Mass Transit in Kansas City

June 6, 2008

I would love to be able to get from my home in the Northland to my job in Johnson County. I’d much rather have someone else drive and I’d be happy to read, listen to podcasts or watch videos. I’d love it, love it, love it.

The problem is that it’s just not possible. I checked out the Metro site this morning and had it find me the “shortest” route from Barry at North Oak to Metcalf at 105th. The result?

Your trip will take approximately 2h29 min. You have 2 transfer(s) and the total walking duration is +/- 19 min.

2.5 hours to get to work. That would require me to be at the bus stop at 5:30am to get to work by 8. And then – assuming I managed to catch a bus around 5pm, which may or may not be possible – I could be at home by 7:30.

My morning commute takes around 40 minutes during rush hour. For the sake of traveling on public transit I think I’d be willing to double that, so that would be an hour and 20 minutes. But two and a half hours? I just can’t quite do that.


DirecTV DVR Resolution

May 13, 2008

I just realized that I had never posted the final resolution to the DirecTV saga, a dramatic presentation in 3 parts.

Part One: Calling DirecTV numerous times and finally getting them to agree to send a technician to replace the unit, who showed up almost an hour late and without a replacement unit. So he said he would come back the next day, which would then be…

Part Two: A little over an hour after he had said he would arrive, someone from the technician’s scheduling company called to say that no, he couldn’t be there that afternoon and that he could maybe come out the next day. So then we had…

Part Three: In which my wife watched the DirecTV service technician pull up into our driveway and spend the next 30 minutes smoking cigarettes and drinking soda until she finally went outside to see what was going on, at which point the technician said, “oh, I didn’t think you were home.” An astute observation made without the need to actually ring the doorbell or call our home phone – who knew our technician was a precognitive mentalist?

At the resolution of Part Three we did actually replace our old DVR with a new one which seems to be functioning OK. To recap, my old HD20 was periodically freezing, not powering on at all and sometimes just showing a white screen (with audio) when playing HD content either off of the air or recorded on the DVR.

Part of a data file:
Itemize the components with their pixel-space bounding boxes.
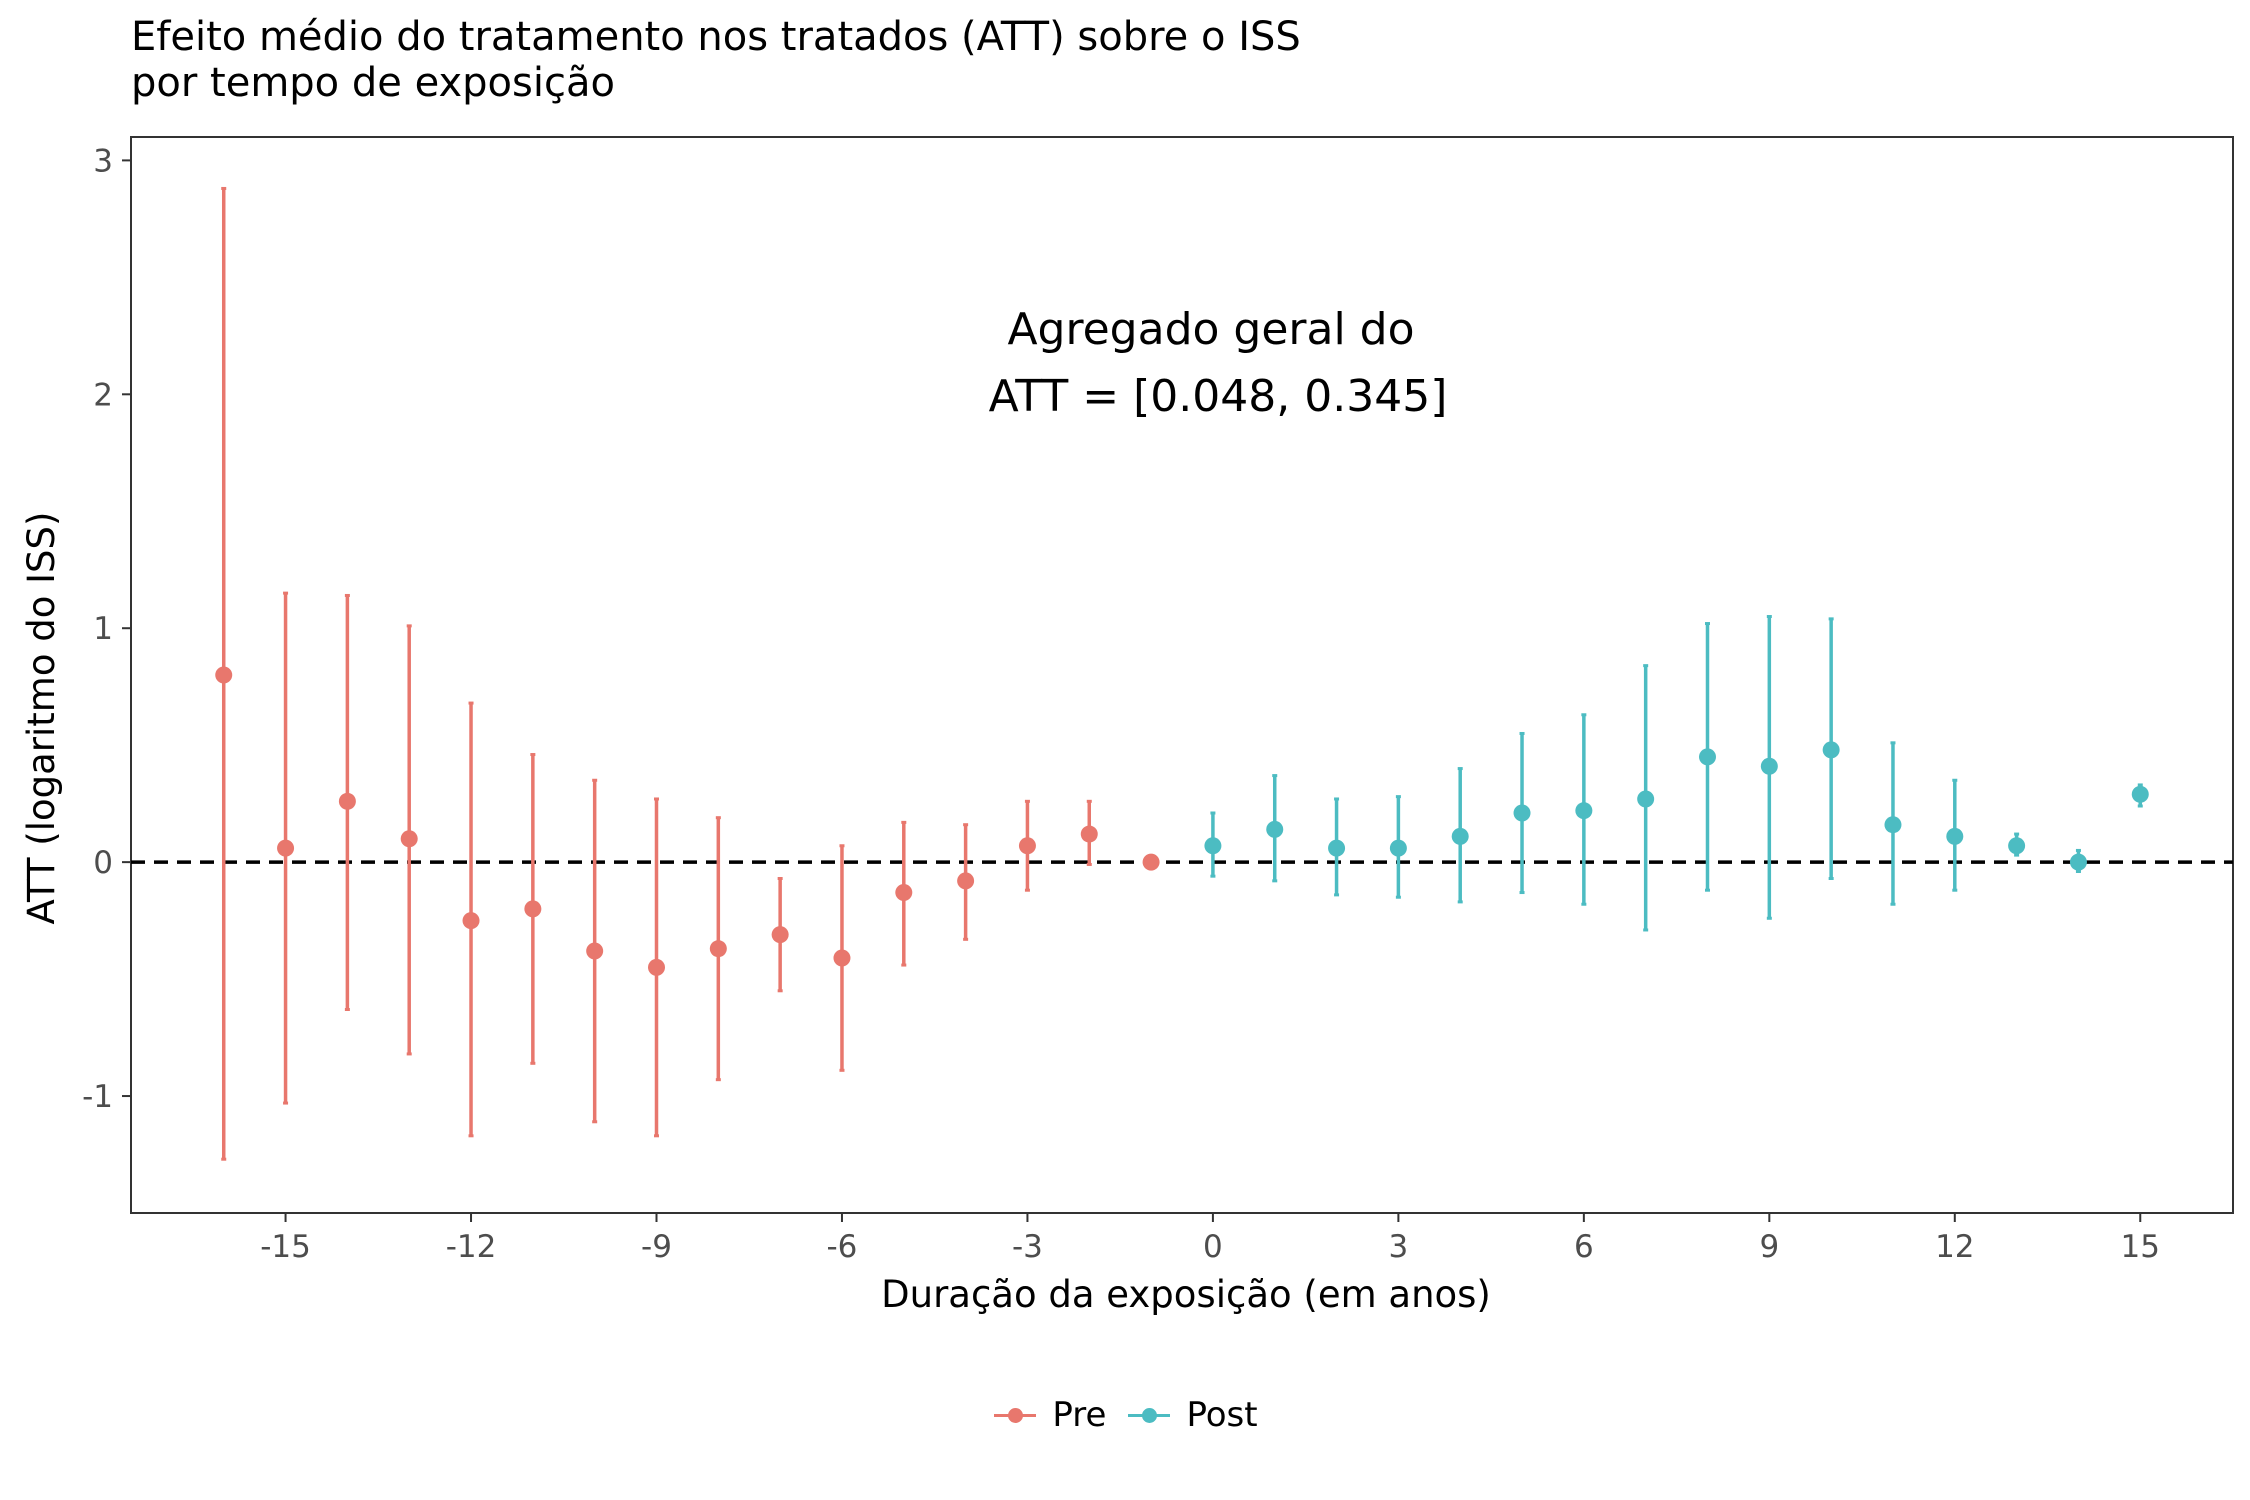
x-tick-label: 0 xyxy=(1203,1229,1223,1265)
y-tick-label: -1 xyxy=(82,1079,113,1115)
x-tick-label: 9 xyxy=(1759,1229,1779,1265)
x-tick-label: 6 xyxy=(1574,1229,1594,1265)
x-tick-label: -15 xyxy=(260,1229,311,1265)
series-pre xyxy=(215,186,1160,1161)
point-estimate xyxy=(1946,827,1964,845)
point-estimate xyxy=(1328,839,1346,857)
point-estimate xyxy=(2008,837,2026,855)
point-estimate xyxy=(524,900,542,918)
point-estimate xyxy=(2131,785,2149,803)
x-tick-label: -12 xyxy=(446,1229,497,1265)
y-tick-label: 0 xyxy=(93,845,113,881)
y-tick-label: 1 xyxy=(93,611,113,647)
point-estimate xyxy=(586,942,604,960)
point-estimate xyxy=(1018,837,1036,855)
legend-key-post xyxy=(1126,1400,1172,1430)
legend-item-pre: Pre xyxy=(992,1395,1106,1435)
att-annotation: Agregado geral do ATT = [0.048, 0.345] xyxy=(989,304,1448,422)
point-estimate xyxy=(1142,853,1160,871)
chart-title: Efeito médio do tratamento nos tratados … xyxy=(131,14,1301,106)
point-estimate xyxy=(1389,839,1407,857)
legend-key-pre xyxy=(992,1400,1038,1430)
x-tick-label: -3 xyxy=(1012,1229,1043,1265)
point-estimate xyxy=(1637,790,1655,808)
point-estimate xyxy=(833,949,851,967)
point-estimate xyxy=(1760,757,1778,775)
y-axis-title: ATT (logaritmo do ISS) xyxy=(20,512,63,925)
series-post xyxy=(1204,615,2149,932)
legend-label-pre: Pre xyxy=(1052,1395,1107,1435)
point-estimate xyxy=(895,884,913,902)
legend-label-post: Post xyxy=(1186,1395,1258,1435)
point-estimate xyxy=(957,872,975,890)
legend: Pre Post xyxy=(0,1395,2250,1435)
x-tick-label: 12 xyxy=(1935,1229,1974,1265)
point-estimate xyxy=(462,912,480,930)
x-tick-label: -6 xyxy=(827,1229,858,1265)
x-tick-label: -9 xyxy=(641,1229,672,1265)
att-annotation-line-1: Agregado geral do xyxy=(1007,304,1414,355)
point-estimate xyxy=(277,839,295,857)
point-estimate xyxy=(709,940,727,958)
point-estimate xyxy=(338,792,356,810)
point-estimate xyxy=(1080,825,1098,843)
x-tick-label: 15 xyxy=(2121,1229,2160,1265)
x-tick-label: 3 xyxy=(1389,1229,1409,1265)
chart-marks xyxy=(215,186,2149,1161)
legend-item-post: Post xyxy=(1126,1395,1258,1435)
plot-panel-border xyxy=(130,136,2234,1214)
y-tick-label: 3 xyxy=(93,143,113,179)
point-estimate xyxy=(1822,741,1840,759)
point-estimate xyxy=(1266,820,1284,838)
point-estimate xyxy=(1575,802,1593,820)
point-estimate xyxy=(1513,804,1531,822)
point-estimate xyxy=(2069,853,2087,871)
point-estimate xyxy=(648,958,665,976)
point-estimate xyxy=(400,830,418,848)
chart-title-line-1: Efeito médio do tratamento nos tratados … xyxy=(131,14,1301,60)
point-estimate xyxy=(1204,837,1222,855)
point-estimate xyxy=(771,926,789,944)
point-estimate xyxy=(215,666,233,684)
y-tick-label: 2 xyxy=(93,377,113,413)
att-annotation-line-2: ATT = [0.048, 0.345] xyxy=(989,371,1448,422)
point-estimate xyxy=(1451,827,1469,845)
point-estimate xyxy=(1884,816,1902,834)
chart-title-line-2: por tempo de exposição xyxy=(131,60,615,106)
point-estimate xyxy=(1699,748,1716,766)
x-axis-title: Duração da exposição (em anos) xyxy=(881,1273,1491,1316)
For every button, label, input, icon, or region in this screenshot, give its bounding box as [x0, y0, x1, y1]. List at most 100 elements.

## WHAT TO DO:
(a) According to the blog page, what time would the writer have to be at the bus stop to reach work by 8?
(b) From the blog page, give again the passage from "The problem is" up to and including "105th. The result?".

## RESPONSES IN ORDER:
(a) 5:30am

(b)
The problem is that it’s just not possible. I checked out the Metro site this morning and had it find me the “shortest” route from Barry at North Oak to Metcalf at 105th. The result?